#### WHAT YOU WILL DO
Find the word "text" in the records below. List each line containing it.

#### EXTRACTED MATERIAL
::::

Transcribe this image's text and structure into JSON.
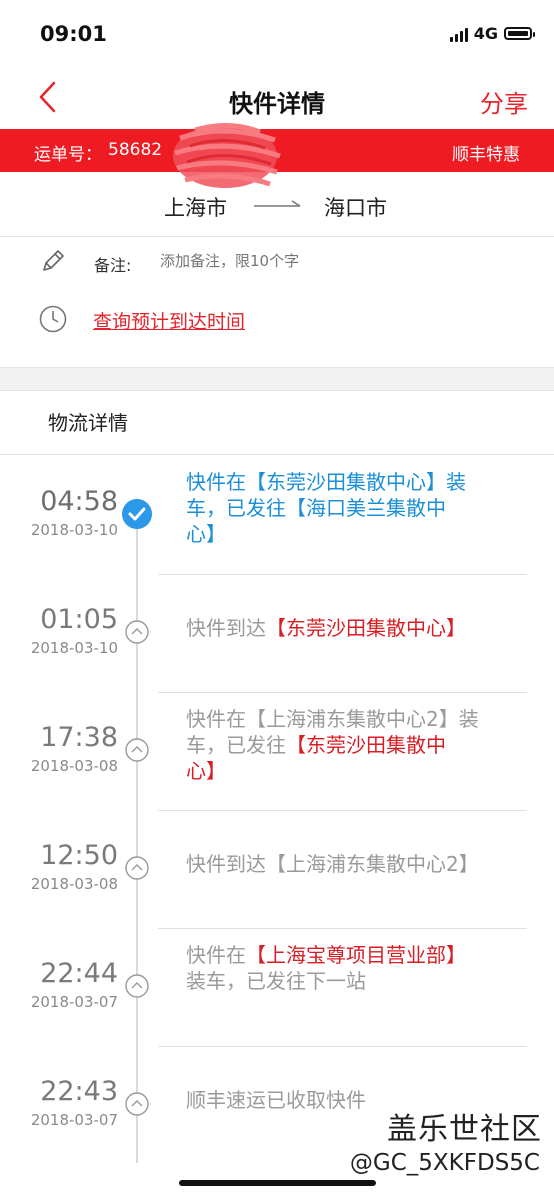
{
  "status_bar": {
    "time": "09:01",
    "network": "4G"
  },
  "nav": {
    "title": "快件详情",
    "share_label": "分享"
  },
  "banner": {
    "label": "运单号：",
    "number": "58682",
    "service": "顺丰特惠"
  },
  "route": {
    "from": "上海市",
    "to": "海口市"
  },
  "note": {
    "label": "备注:",
    "placeholder": "添加备注，限10个字"
  },
  "eta_link": "查询预计到达时间",
  "section_title": "物流详情",
  "entries": [
    {
      "time": "04:58",
      "date": "2018-03-10",
      "lines": [
        "快件在【东莞沙田集散中心】装",
        "车，已发往【海口美兰集散中",
        "心】"
      ]
    },
    {
      "time": "01:05",
      "date": "2018-03-10",
      "prefix": "快件到达",
      "highlight": "【东莞沙田集散中心】"
    },
    {
      "time": "17:38",
      "date": "2018-03-08",
      "line1": "快件在【上海浦东集散中心2】装",
      "line2_prefix": "车，已发往",
      "line2_hl": "【东莞沙田集散中",
      "line3_hl": "心】"
    },
    {
      "time": "12:50",
      "date": "2018-03-08",
      "text": "快件到达【上海浦东集散中心2】"
    },
    {
      "time": "22:44",
      "date": "2018-03-07",
      "prefix": "快件在",
      "highlight": "【上海宝尊项目营业部】",
      "line2": "装车，已发往下一站"
    },
    {
      "time": "22:43",
      "date": "2018-03-07",
      "text": "顺丰速运已收取快件"
    }
  ],
  "watermark": {
    "site": "盖乐世社区",
    "user": "@GC_5XKFDS5C"
  },
  "colors": {
    "brand_red": "#ef1b22",
    "latest_blue": "#1a8fd8",
    "highlight_red": "#d81e24"
  }
}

::::

#### SOLVED PROBLEM
Transcribe this image's text and structure into JSON.
      "text": "快件到达【上海浦东集散中心2】"
      "text": "顺丰速运已收取快件"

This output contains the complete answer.